Exercise:
Search the material for the string "image", then return every line where it is found.

☆ ☆ ☆ ☆ ☆ ☆ ☆

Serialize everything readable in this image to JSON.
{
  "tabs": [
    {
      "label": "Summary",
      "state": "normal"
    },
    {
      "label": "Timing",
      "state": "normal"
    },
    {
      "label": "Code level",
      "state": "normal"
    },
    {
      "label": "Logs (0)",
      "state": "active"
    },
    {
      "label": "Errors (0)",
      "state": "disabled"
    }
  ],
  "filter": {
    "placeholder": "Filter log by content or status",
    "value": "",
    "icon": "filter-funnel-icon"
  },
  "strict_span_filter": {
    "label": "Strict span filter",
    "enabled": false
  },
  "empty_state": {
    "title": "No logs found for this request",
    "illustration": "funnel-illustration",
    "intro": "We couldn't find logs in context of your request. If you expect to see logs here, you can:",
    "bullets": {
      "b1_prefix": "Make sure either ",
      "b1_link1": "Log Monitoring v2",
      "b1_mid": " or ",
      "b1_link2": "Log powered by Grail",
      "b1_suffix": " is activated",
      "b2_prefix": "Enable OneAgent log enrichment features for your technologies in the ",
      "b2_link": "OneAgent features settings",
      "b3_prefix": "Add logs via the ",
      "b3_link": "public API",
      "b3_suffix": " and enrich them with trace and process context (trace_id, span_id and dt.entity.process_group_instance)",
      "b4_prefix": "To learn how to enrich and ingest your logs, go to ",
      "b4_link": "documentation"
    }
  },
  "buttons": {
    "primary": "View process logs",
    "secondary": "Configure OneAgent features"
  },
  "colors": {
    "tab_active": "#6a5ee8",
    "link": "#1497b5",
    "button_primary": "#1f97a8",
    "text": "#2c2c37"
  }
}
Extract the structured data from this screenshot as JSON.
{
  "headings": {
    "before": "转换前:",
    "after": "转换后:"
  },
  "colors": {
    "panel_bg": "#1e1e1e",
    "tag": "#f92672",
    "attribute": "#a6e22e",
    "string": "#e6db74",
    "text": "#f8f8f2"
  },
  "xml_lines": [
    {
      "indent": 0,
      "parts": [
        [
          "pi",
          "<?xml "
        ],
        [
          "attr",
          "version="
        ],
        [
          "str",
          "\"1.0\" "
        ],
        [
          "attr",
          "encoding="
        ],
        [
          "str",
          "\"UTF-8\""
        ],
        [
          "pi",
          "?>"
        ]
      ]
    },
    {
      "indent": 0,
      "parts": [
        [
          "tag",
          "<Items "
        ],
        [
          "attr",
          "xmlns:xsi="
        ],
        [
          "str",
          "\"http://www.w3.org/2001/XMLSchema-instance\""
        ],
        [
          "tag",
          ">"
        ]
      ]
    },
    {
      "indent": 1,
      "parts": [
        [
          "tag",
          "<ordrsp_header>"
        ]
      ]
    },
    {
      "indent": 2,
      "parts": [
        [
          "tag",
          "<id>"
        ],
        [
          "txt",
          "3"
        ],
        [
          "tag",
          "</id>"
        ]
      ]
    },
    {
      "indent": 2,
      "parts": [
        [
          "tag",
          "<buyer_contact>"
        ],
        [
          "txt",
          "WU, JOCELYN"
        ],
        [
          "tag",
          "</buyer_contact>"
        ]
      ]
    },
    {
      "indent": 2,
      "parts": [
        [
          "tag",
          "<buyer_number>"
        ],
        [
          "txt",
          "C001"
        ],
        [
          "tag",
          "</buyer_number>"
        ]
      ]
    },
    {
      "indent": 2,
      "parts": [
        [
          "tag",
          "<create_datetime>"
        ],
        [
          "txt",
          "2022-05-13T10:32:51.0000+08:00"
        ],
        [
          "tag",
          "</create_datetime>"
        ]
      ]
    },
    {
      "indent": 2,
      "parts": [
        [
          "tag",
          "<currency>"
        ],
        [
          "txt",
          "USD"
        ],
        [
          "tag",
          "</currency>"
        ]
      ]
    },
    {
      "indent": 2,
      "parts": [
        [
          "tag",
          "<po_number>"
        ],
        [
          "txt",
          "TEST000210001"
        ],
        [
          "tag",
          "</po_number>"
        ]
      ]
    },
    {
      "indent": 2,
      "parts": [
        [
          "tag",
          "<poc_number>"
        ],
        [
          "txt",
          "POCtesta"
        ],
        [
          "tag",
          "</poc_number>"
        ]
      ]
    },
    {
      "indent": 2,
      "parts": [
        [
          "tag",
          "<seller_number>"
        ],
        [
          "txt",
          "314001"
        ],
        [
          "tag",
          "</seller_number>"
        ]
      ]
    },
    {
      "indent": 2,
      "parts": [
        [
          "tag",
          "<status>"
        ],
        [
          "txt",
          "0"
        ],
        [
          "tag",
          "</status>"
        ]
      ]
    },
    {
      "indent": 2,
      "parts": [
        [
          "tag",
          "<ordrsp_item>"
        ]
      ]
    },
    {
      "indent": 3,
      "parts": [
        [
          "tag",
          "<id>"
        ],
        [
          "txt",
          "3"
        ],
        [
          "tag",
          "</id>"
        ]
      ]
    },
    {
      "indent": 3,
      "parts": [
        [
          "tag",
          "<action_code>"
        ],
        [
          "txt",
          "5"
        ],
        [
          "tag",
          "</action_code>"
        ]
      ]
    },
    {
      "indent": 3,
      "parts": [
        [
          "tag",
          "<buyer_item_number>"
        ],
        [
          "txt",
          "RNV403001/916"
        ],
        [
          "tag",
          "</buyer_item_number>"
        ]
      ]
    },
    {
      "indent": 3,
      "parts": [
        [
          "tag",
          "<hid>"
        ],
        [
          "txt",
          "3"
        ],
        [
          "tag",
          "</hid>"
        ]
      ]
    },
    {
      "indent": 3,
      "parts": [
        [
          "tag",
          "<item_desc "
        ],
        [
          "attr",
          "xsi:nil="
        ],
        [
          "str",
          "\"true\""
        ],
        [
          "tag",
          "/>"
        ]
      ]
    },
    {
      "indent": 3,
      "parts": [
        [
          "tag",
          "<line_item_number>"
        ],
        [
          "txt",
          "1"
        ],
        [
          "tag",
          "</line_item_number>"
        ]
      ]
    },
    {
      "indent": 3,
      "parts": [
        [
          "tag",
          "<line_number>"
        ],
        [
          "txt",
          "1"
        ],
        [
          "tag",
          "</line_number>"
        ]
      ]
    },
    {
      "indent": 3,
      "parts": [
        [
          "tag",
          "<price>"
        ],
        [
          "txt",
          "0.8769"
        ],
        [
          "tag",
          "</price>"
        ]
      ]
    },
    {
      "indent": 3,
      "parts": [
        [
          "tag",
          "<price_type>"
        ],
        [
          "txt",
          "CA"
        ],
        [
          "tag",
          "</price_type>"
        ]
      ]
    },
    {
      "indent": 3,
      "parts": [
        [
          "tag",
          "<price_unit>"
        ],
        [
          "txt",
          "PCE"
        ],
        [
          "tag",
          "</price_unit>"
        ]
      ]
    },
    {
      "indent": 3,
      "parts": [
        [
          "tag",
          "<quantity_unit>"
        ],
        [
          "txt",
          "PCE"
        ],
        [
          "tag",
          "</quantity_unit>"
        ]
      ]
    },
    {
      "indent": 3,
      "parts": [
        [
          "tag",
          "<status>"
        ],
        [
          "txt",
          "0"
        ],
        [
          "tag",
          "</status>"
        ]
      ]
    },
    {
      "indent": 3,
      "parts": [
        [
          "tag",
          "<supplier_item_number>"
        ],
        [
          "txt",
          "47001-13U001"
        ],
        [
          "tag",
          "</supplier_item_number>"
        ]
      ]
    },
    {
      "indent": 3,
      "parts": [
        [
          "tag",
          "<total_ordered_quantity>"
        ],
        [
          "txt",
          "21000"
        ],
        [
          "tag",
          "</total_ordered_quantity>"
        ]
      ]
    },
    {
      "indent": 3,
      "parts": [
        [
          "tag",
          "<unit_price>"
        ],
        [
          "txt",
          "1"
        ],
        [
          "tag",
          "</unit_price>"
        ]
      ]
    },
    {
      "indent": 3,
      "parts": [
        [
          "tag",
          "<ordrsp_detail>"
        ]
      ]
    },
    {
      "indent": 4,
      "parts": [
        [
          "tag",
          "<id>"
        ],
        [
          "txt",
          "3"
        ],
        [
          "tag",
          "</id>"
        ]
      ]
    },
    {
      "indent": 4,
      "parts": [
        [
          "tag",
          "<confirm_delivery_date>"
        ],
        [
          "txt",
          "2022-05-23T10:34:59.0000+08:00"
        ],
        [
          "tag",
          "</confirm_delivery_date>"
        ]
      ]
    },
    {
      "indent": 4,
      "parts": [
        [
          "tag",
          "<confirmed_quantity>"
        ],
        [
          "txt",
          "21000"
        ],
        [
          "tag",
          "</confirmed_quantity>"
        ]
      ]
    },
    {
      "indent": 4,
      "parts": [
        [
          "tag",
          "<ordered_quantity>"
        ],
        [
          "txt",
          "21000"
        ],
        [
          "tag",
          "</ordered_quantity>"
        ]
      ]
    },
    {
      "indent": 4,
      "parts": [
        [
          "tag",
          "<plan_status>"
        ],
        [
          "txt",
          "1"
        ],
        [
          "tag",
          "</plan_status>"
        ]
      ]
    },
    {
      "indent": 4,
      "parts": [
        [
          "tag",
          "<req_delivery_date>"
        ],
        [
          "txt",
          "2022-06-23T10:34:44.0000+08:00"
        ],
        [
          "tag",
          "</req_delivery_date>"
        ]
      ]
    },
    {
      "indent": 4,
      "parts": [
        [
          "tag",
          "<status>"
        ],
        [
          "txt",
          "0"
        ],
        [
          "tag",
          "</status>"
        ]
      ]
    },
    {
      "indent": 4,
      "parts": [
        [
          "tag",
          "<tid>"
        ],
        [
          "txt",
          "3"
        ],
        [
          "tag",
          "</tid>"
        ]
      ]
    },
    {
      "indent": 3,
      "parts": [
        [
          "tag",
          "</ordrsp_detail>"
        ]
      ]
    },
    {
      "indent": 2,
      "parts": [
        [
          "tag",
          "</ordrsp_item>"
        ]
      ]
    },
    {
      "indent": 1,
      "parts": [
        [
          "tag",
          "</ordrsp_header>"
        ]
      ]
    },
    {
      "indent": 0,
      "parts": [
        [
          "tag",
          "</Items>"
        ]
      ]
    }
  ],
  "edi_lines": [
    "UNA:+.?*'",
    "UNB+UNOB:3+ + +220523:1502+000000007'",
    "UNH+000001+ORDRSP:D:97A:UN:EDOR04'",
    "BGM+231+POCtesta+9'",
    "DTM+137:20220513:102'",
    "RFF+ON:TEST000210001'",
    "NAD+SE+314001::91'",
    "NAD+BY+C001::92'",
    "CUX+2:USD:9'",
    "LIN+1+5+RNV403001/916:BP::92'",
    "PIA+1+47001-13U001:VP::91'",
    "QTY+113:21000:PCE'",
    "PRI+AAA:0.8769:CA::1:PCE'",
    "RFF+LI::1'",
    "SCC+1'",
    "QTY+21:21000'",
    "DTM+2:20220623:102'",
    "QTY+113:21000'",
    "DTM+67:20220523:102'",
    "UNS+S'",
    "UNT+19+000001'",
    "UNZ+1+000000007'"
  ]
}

☆ ☆ ☆ ☆ ☆ ☆ ☆

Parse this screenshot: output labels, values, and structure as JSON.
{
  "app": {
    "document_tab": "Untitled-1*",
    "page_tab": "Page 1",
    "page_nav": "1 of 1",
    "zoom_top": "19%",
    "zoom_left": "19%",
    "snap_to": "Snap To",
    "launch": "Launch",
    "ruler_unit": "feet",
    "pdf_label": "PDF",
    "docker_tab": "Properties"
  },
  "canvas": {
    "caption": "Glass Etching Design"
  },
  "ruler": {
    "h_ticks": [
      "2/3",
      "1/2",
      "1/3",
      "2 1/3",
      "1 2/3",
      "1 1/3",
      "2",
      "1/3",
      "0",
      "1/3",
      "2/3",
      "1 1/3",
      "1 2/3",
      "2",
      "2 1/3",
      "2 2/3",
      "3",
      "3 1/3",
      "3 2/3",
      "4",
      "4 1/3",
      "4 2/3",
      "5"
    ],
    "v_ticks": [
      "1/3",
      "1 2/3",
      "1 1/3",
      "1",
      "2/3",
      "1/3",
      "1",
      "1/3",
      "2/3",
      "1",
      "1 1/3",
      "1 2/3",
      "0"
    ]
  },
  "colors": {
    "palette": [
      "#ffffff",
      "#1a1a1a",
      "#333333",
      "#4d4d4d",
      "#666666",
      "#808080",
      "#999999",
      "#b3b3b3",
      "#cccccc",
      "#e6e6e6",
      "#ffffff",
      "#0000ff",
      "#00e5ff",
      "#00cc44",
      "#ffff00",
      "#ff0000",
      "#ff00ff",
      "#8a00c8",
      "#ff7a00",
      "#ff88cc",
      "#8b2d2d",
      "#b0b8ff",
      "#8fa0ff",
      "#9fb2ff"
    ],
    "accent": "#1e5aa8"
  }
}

☆ ☆ ☆ ☆ ☆ ☆ ☆

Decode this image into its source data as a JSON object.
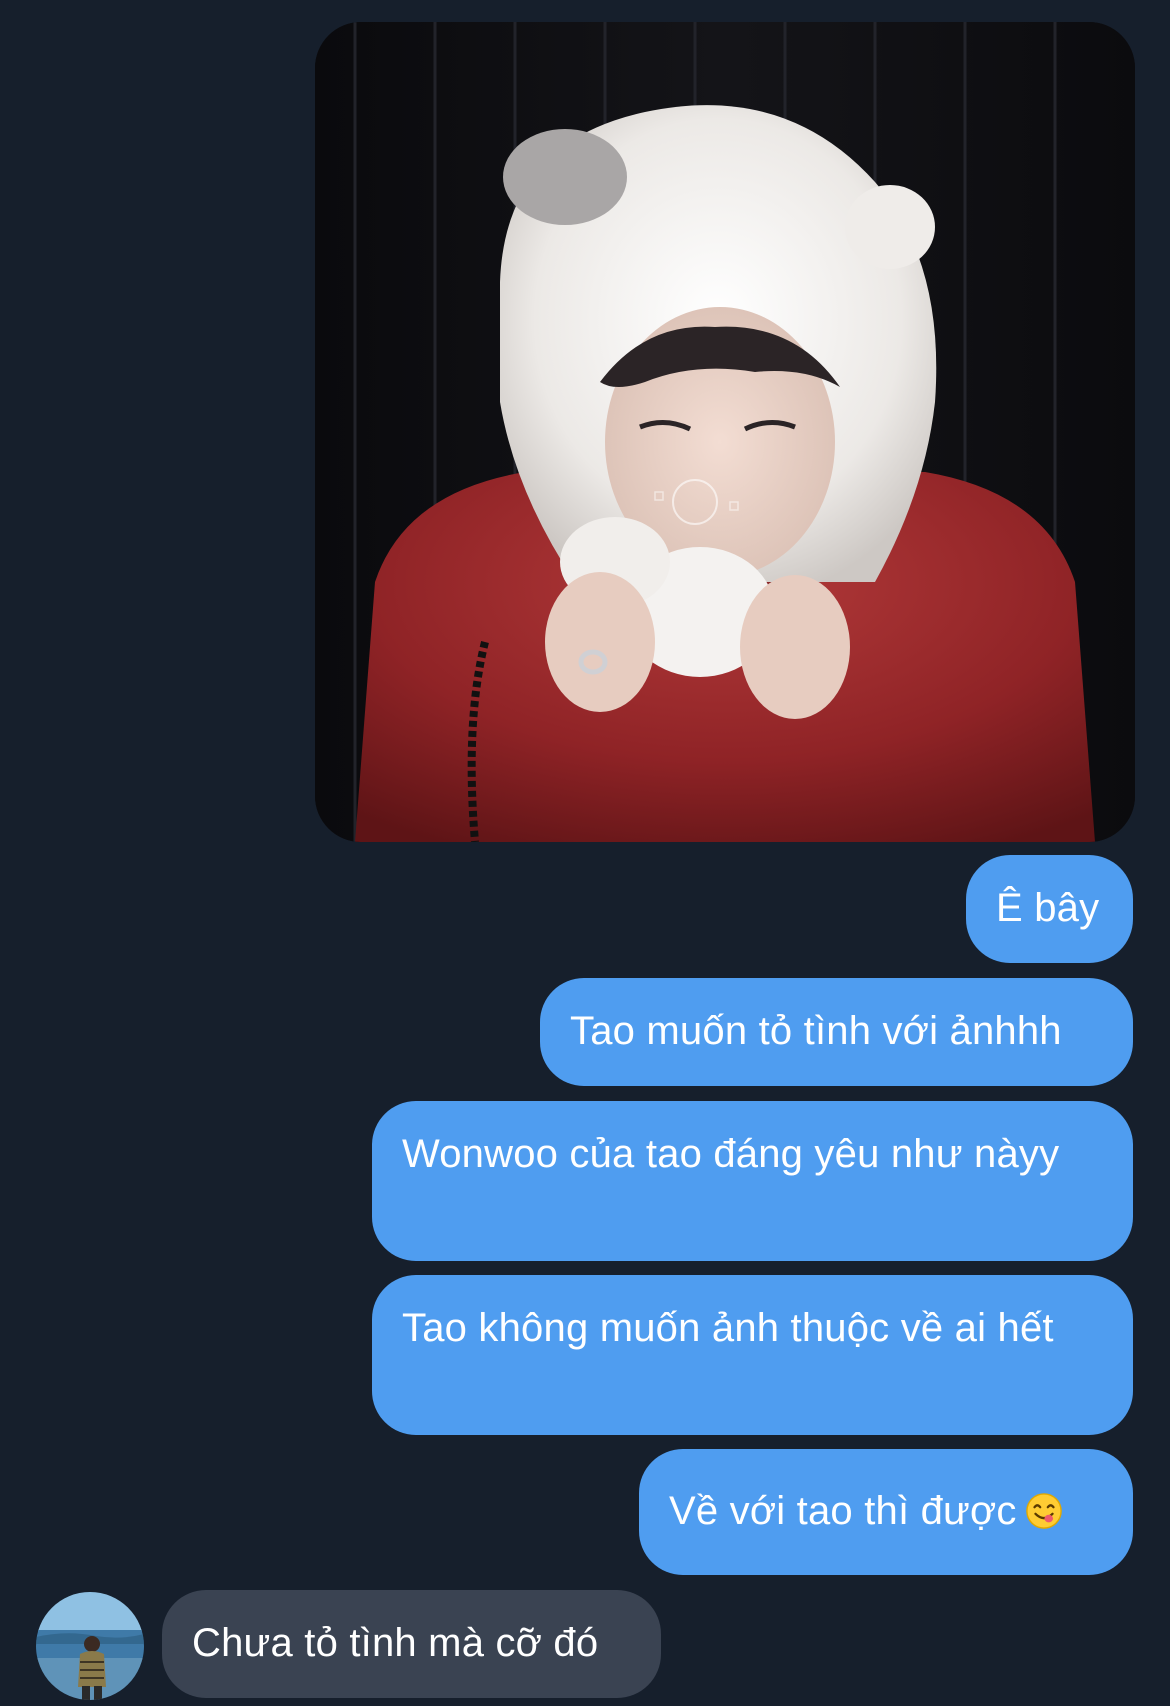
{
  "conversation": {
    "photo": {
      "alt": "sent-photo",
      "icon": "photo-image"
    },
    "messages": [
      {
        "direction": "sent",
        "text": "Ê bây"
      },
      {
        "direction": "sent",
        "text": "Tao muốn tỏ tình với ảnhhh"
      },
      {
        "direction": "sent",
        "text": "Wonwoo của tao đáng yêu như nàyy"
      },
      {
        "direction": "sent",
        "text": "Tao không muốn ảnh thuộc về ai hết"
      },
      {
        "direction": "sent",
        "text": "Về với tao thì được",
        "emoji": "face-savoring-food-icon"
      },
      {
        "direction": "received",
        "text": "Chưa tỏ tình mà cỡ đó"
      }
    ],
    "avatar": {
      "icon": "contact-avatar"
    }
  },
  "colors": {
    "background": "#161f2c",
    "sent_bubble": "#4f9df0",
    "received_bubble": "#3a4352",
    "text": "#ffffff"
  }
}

☆ ☆ ☆ ☆ ☆ ☆ ☆

Solution:
Serialize everything readable in this image to JSON.
Decode this image into its source data as a JSON object.
      "icon": "photo-image"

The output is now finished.